Given task
Write out every line below that includes the word "预铺反粘法".

Task material
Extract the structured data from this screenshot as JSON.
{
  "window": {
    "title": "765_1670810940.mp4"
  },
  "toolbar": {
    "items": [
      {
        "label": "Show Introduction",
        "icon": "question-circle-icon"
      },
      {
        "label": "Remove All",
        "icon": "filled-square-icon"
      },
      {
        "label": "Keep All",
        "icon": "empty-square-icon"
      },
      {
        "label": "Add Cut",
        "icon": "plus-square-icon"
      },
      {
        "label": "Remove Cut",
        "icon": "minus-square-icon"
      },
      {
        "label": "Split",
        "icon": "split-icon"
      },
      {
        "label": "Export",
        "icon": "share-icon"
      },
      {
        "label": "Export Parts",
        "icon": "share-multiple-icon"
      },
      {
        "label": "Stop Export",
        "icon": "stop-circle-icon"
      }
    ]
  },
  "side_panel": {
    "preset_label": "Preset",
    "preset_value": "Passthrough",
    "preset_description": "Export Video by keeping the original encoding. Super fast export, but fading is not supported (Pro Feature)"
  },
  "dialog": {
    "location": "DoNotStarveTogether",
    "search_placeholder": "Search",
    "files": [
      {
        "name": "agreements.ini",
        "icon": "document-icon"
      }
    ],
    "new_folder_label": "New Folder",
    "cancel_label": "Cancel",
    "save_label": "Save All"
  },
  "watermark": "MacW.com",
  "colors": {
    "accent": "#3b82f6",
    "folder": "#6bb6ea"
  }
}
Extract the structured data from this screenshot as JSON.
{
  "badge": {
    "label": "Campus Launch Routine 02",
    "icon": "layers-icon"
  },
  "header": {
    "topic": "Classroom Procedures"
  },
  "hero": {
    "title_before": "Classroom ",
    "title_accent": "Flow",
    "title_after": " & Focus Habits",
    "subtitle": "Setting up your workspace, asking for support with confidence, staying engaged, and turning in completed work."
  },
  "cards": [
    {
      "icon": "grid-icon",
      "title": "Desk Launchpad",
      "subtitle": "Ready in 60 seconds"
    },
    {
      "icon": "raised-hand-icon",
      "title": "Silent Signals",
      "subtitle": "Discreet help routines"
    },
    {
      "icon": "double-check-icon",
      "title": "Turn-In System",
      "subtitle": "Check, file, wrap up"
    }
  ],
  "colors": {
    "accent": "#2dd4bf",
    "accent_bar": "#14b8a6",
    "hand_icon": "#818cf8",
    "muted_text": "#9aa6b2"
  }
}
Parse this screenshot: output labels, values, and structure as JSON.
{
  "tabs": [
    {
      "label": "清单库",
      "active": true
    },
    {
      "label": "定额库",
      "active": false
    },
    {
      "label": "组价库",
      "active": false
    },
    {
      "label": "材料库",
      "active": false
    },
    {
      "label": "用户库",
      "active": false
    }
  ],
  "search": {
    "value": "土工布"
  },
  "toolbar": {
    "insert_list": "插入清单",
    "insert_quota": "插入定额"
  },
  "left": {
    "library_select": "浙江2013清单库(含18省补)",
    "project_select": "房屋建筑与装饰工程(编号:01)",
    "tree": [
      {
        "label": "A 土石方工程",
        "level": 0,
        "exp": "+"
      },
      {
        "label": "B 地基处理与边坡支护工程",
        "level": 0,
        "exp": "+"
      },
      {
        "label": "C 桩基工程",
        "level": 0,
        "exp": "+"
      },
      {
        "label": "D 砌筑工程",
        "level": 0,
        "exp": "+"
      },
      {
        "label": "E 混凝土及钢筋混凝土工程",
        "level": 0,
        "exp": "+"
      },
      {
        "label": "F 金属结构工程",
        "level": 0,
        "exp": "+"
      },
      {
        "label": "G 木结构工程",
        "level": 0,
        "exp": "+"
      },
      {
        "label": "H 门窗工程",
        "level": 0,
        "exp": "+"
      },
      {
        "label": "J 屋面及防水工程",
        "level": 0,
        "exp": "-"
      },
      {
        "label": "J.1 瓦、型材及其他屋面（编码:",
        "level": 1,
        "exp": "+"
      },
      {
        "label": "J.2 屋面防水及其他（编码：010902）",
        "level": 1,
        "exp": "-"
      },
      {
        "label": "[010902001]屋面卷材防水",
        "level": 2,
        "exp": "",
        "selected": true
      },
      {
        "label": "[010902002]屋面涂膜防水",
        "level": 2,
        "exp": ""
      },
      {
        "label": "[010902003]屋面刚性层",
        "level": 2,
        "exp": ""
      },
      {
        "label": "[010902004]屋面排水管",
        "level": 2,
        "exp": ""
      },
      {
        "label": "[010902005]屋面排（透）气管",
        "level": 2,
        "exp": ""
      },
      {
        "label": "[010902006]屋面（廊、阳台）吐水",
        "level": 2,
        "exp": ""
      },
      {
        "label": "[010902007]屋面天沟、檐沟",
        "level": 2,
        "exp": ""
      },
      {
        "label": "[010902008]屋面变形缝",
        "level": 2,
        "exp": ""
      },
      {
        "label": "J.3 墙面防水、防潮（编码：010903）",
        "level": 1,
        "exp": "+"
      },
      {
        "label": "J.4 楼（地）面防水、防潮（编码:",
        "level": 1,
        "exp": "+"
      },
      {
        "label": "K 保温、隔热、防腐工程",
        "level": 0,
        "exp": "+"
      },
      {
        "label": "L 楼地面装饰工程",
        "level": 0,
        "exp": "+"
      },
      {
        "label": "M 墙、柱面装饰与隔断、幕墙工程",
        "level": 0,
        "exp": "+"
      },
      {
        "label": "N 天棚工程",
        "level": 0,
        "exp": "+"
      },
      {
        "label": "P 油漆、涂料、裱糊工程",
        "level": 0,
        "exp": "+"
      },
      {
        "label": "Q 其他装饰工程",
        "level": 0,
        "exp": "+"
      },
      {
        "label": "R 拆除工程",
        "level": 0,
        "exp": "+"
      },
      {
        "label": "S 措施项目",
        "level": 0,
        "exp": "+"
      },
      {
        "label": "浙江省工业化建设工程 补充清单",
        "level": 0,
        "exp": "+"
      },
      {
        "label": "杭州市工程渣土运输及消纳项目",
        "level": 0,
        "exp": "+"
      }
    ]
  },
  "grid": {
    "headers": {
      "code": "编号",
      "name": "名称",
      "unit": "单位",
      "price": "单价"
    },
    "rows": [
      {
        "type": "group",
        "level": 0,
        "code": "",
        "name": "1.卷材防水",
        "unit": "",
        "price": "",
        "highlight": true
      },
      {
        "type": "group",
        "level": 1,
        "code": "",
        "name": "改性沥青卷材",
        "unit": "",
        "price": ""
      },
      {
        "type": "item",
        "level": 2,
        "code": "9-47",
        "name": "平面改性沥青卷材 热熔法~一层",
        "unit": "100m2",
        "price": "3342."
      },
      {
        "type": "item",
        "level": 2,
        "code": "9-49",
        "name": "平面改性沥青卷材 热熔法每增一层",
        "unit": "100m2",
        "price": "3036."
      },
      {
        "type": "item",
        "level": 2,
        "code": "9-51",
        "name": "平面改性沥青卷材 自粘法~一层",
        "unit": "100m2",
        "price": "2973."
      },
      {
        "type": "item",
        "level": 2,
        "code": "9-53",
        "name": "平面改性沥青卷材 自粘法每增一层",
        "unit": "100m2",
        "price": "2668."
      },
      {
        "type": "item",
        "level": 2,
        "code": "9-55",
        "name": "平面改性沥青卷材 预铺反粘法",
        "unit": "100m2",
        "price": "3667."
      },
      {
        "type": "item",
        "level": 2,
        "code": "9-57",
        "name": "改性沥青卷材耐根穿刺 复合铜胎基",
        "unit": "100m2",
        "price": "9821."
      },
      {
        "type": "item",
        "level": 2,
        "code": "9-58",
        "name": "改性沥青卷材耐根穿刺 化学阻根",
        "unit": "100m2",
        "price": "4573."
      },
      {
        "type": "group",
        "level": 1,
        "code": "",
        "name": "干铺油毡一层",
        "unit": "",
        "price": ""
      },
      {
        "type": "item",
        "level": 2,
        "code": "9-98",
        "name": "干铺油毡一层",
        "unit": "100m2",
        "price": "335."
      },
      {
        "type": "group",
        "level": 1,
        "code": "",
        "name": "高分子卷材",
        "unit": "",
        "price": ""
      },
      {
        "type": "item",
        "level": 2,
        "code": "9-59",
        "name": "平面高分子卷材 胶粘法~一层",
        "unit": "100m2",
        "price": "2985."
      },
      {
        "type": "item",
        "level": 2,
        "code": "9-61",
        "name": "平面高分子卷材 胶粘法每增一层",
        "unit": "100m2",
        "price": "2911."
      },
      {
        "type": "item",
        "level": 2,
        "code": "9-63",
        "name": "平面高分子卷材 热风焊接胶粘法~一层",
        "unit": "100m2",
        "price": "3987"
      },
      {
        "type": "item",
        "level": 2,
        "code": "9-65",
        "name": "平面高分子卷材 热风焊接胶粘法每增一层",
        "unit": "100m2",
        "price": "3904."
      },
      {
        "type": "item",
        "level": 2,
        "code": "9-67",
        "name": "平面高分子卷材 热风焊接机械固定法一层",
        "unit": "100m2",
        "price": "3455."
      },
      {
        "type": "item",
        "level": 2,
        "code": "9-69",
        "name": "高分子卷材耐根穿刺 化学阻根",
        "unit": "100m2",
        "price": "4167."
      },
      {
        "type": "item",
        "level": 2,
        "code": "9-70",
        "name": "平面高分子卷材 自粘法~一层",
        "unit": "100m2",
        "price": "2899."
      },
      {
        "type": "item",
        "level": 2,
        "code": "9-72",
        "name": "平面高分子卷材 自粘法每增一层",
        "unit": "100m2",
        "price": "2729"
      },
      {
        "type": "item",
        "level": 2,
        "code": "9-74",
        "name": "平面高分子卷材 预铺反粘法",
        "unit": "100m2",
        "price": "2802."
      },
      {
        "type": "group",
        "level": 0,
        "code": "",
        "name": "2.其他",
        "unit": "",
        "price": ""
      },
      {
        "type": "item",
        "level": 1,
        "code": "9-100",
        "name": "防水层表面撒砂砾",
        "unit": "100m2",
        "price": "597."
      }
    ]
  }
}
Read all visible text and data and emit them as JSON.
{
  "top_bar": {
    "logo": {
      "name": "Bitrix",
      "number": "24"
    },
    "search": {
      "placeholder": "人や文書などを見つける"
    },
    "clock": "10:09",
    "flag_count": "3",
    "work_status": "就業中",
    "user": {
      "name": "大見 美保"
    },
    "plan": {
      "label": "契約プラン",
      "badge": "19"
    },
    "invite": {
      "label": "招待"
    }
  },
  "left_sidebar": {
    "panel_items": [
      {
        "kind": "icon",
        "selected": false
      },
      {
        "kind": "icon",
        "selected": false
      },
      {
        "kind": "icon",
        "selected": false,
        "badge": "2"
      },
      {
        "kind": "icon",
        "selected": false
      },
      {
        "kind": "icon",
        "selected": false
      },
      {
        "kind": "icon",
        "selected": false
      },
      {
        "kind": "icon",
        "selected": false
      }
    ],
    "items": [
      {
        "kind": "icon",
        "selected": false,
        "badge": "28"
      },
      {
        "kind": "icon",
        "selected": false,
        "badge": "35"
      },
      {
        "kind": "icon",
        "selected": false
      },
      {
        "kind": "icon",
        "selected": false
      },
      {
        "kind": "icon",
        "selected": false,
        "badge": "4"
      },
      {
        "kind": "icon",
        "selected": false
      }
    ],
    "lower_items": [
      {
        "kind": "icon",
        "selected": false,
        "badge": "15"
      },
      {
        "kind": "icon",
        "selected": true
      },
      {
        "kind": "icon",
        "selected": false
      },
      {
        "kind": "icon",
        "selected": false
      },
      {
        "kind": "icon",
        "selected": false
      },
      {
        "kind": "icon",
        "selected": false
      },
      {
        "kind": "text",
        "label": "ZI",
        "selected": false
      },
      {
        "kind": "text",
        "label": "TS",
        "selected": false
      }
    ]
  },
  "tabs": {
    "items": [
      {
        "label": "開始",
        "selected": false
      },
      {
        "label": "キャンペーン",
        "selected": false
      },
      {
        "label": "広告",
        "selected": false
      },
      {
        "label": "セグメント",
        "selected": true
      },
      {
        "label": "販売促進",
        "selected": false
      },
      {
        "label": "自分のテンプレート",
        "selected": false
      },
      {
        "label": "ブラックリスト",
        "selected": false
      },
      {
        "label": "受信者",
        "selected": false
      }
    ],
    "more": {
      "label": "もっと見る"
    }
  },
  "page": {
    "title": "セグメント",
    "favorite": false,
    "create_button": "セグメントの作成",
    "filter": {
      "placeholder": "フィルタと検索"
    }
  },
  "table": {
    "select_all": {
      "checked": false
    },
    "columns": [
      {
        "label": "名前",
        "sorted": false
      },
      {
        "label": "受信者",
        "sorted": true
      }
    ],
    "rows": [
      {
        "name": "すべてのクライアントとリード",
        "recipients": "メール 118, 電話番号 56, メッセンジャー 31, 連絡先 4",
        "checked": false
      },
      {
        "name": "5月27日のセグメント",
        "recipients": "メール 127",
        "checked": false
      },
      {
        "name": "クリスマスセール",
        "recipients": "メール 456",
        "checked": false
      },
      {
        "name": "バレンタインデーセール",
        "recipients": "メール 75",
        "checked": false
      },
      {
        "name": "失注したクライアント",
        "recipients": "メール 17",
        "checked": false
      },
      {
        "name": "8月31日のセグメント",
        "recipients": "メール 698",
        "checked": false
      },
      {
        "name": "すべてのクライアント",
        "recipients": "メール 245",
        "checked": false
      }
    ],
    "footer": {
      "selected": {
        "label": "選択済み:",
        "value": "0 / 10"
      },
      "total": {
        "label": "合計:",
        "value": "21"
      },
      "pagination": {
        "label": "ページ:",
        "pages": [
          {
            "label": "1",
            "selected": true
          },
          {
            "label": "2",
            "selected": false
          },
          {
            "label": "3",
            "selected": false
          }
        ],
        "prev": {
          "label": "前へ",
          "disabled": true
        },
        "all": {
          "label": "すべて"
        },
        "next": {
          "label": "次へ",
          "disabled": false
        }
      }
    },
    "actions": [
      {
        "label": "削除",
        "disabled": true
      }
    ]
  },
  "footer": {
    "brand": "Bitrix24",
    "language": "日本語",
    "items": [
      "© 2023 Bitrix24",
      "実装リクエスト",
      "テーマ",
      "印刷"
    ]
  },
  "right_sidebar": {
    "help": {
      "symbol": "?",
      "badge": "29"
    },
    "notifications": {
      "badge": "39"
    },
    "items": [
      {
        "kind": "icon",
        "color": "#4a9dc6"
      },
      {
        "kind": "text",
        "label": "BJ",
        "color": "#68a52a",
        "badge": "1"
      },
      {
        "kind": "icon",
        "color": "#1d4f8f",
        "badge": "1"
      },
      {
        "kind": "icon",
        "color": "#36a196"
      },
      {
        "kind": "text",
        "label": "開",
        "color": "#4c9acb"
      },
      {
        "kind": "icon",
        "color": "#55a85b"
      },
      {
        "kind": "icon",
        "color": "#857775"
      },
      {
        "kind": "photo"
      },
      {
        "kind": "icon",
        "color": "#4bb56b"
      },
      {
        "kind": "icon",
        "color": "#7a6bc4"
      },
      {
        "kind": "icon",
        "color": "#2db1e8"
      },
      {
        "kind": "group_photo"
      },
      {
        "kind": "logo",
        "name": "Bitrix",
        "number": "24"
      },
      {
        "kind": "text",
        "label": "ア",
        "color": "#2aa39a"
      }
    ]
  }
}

Answer for the task
        "name": "平面改性沥青卷材 预铺反粘法",
        "name": "平面高分子卷材 预铺反粘法",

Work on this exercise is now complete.